= Source data =
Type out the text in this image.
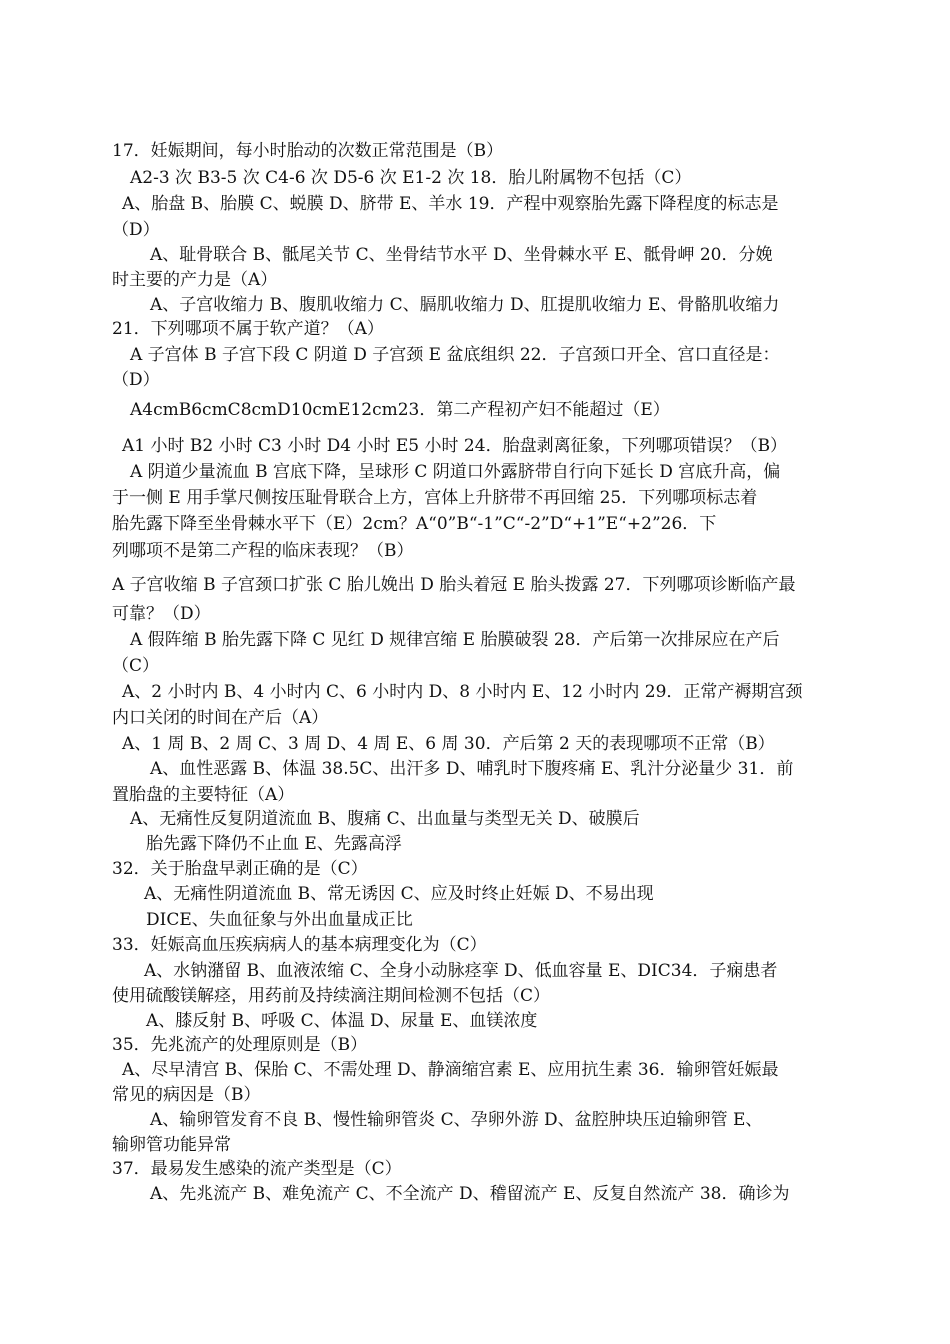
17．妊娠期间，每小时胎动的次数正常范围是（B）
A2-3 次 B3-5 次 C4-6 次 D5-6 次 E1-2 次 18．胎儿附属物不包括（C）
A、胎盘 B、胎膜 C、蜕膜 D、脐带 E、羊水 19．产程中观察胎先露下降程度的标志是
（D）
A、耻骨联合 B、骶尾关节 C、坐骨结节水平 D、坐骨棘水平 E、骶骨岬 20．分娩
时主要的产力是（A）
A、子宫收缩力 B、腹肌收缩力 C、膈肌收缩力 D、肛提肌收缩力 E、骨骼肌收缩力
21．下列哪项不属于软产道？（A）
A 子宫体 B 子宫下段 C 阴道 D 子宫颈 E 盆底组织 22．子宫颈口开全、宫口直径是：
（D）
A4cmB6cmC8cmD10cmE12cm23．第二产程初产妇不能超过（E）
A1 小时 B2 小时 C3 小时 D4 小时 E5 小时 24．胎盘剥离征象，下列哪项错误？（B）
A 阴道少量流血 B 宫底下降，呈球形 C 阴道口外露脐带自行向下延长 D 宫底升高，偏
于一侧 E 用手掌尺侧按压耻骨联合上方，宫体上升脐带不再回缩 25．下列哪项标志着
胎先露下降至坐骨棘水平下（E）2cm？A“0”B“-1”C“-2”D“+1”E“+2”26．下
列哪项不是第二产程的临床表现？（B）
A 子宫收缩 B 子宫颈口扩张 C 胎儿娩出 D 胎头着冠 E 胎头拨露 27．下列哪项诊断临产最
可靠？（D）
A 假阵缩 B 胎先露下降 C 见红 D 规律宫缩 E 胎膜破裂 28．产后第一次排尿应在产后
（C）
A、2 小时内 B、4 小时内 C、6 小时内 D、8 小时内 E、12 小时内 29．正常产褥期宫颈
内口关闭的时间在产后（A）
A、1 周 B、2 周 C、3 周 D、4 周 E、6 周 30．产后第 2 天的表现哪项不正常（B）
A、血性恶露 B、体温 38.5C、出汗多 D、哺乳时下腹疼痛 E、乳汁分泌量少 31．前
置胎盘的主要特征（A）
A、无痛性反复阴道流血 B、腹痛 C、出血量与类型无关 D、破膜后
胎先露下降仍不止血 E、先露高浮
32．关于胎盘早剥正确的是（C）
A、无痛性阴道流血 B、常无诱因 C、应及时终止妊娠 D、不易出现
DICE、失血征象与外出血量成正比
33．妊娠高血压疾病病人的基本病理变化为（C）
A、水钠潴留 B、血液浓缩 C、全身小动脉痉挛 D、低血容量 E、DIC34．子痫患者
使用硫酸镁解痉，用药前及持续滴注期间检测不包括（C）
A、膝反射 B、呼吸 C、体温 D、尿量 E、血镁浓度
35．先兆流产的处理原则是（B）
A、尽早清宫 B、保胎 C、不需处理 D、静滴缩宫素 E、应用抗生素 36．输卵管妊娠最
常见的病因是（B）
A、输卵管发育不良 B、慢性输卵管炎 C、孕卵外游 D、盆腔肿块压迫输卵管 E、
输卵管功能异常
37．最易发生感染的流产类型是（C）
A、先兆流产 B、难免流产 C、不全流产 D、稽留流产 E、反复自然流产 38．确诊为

= Exercise details =
Above are records with pictures; repeat the records exactly and leave the pictures out.

= Solution for this exercise =
Type out the text in this image.
17．妊娠期间，每小时胎动的次数正常范围是（B）
A2-3 次 B3-5 次 C4-6 次 D5-6 次 E1-2 次 18．胎儿附属物不包括（C）
A、胎盘 B、胎膜 C、蜕膜 D、脐带 E、羊水 19．产程中观察胎先露下降程度的标志是
（D）
A、耻骨联合 B、骶尾关节 C、坐骨结节水平 D、坐骨棘水平 E、骶骨岬 20．分娩
时主要的产力是（A）
A、子宫收缩力 B、腹肌收缩力 C、膈肌收缩力 D、肛提肌收缩力 E、骨骼肌收缩力
21．下列哪项不属于软产道？（A）
A 子宫体 B 子宫下段 C 阴道 D 子宫颈 E 盆底组织 22．子宫颈口开全、宫口直径是：
（D）
A4cmB6cmC8cmD10cmE12cm23．第二产程初产妇不能超过（E）
A1 小时 B2 小时 C3 小时 D4 小时 E5 小时 24．胎盘剥离征象，下列哪项错误？（B）
A 阴道少量流血 B 宫底下降，呈球形 C 阴道口外露脐带自行向下延长 D 宫底升高，偏
于一侧 E 用手掌尺侧按压耻骨联合上方，宫体上升脐带不再回缩 25．下列哪项标志着
胎先露下降至坐骨棘水平下（E）2cm？A“0”B“-1”C“-2”D“+1”E“+2”26．下
列哪项不是第二产程的临床表现？（B）
A 子宫收缩 B 子宫颈口扩张 C 胎儿娩出 D 胎头着冠 E 胎头拨露 27．下列哪项诊断临产最
可靠？（D）
A 假阵缩 B 胎先露下降 C 见红 D 规律宫缩 E 胎膜破裂 28．产后第一次排尿应在产后
（C）
A、2 小时内 B、4 小时内 C、6 小时内 D、8 小时内 E、12 小时内 29．正常产褥期宫颈
内口关闭的时间在产后（A）
A、1 周 B、2 周 C、3 周 D、4 周 E、6 周 30．产后第 2 天的表现哪项不正常（B）
A、血性恶露 B、体温 38.5C、出汗多 D、哺乳时下腹疼痛 E、乳汁分泌量少 31．前
置胎盘的主要特征（A）
A、无痛性反复阴道流血 B、腹痛 C、出血量与类型无关 D、破膜后
胎先露下降仍不止血 E、先露高浮
32．关于胎盘早剥正确的是（C）
A、无痛性阴道流血 B、常无诱因 C、应及时终止妊娠 D、不易出现
DICE、失血征象与外出血量成正比
33．妊娠高血压疾病病人的基本病理变化为（C）
A、水钠潴留 B、血液浓缩 C、全身小动脉痉挛 D、低血容量 E、DIC34．子痫患者
使用硫酸镁解痉，用药前及持续滴注期间检测不包括（C）
A、膝反射 B、呼吸 C、体温 D、尿量 E、血镁浓度
35．先兆流产的处理原则是（B）
A、尽早清宫 B、保胎 C、不需处理 D、静滴缩宫素 E、应用抗生素 36．输卵管妊娠最
常见的病因是（B）
A、输卵管发育不良 B、慢性输卵管炎 C、孕卵外游 D、盆腔肿块压迫输卵管 E、
输卵管功能异常
37．最易发生感染的流产类型是（C）
A、先兆流产 B、难免流产 C、不全流产 D、稽留流产 E、反复自然流产 38．确诊为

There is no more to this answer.